TASK BRIEF
Print the full listing exactly.

DATASET ROWS
★ ★ ★
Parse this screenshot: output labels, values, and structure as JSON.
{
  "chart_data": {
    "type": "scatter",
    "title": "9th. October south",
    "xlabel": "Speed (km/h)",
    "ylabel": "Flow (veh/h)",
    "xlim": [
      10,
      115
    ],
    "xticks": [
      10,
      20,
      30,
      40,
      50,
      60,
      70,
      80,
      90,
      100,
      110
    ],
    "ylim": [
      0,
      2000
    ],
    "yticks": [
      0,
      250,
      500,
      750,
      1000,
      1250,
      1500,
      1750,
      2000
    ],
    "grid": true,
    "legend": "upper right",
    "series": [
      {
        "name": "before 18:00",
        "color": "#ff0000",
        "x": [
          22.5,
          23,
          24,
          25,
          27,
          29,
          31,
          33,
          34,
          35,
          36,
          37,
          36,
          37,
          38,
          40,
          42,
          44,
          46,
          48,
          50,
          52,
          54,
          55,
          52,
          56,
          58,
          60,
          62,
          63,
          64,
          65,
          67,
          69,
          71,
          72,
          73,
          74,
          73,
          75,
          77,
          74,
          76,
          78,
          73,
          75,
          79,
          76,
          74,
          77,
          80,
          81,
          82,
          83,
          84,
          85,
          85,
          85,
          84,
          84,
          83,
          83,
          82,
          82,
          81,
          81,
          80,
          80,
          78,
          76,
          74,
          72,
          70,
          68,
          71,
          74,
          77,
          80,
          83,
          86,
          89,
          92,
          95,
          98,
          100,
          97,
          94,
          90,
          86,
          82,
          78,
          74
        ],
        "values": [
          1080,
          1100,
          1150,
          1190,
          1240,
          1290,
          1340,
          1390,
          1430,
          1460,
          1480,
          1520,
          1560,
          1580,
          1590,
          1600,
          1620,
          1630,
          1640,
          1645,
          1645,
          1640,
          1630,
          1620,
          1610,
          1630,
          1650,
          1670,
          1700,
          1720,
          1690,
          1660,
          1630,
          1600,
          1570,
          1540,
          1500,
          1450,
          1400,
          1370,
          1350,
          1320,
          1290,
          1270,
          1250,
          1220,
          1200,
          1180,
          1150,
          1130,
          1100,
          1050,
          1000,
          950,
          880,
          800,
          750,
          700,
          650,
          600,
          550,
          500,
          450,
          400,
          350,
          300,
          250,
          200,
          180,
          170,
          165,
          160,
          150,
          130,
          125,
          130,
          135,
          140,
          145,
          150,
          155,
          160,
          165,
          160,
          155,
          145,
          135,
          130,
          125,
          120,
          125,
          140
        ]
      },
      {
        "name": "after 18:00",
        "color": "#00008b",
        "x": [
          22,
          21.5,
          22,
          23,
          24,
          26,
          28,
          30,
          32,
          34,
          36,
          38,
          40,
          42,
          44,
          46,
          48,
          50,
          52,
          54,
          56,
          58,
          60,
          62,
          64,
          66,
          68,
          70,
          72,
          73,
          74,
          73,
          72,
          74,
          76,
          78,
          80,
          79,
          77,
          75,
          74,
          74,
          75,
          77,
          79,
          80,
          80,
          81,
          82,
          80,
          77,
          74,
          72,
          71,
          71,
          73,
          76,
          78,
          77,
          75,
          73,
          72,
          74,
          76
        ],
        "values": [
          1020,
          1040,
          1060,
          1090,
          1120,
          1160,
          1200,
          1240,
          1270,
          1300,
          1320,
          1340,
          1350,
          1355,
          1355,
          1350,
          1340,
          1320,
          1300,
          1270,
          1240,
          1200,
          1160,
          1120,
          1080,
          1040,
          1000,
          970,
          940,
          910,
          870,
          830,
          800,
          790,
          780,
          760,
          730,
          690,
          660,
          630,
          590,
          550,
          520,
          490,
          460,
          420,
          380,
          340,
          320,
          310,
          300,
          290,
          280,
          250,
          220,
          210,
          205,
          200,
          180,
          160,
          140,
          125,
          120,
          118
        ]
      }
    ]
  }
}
★ ★ ★
FINISHED EXERCISE
Parse this screenshot: output labels, values, and structure as JSON.
{
  "chart_data": {
    "type": "scatter",
    "title": "9th. October south",
    "xlabel": "Speed (km/h)",
    "ylabel": "Flow (veh/h)",
    "xlim": [
      10,
      115
    ],
    "xticks": [
      10,
      20,
      30,
      40,
      50,
      60,
      70,
      80,
      90,
      100,
      110
    ],
    "ylim": [
      0,
      2000
    ],
    "yticks": [
      0,
      250,
      500,
      750,
      1000,
      1250,
      1500,
      1750,
      2000
    ],
    "grid": true,
    "legend": "upper right",
    "series": [
      {
        "name": "before 18:00",
        "color": "#ff0000",
        "x": [
          22.5,
          23,
          24,
          25,
          27,
          29,
          31,
          33,
          34,
          35,
          36,
          37,
          36,
          37,
          38,
          40,
          42,
          44,
          46,
          48,
          50,
          52,
          54,
          55,
          52,
          56,
          58,
          60,
          62,
          63,
          64,
          65,
          67,
          69,
          71,
          72,
          73,
          74,
          73,
          75,
          77,
          74,
          76,
          78,
          73,
          75,
          79,
          76,
          74,
          77,
          80,
          81,
          82,
          83,
          84,
          85,
          85,
          85,
          84,
          84,
          83,
          83,
          82,
          82,
          81,
          81,
          80,
          80,
          78,
          76,
          74,
          72,
          70,
          68,
          71,
          74,
          77,
          80,
          83,
          86,
          89,
          92,
          95,
          98,
          100,
          97,
          94,
          90,
          86,
          82,
          78,
          74
        ],
        "values": [
          1080,
          1100,
          1150,
          1190,
          1240,
          1290,
          1340,
          1390,
          1430,
          1460,
          1480,
          1520,
          1560,
          1580,
          1590,
          1600,
          1620,
          1630,
          1640,
          1645,
          1645,
          1640,
          1630,
          1620,
          1610,
          1630,
          1650,
          1670,
          1700,
          1720,
          1690,
          1660,
          1630,
          1600,
          1570,
          1540,
          1500,
          1450,
          1400,
          1370,
          1350,
          1320,
          1290,
          1270,
          1250,
          1220,
          1200,
          1180,
          1150,
          1130,
          1100,
          1050,
          1000,
          950,
          880,
          800,
          750,
          700,
          650,
          600,
          550,
          500,
          450,
          400,
          350,
          300,
          250,
          200,
          180,
          170,
          165,
          160,
          150,
          130,
          125,
          130,
          135,
          140,
          145,
          150,
          155,
          160,
          165,
          160,
          155,
          145,
          135,
          130,
          125,
          120,
          125,
          140
        ]
      },
      {
        "name": "after 18:00",
        "color": "#00008b",
        "x": [
          22,
          21.5,
          22,
          23,
          24,
          26,
          28,
          30,
          32,
          34,
          36,
          38,
          40,
          42,
          44,
          46,
          48,
          50,
          52,
          54,
          56,
          58,
          60,
          62,
          64,
          66,
          68,
          70,
          72,
          73,
          74,
          73,
          72,
          74,
          76,
          78,
          80,
          79,
          77,
          75,
          74,
          74,
          75,
          77,
          79,
          80,
          80,
          81,
          82,
          80,
          77,
          74,
          72,
          71,
          71,
          73,
          76,
          78,
          77,
          75,
          73,
          72,
          74,
          76
        ],
        "values": [
          1020,
          1040,
          1060,
          1090,
          1120,
          1160,
          1200,
          1240,
          1270,
          1300,
          1320,
          1340,
          1350,
          1355,
          1355,
          1350,
          1340,
          1320,
          1300,
          1270,
          1240,
          1200,
          1160,
          1120,
          1080,
          1040,
          1000,
          970,
          940,
          910,
          870,
          830,
          800,
          790,
          780,
          760,
          730,
          690,
          660,
          630,
          590,
          550,
          520,
          490,
          460,
          420,
          380,
          340,
          320,
          310,
          300,
          290,
          280,
          250,
          220,
          210,
          205,
          200,
          180,
          160,
          140,
          125,
          120,
          118
        ]
      }
    ]
  }
}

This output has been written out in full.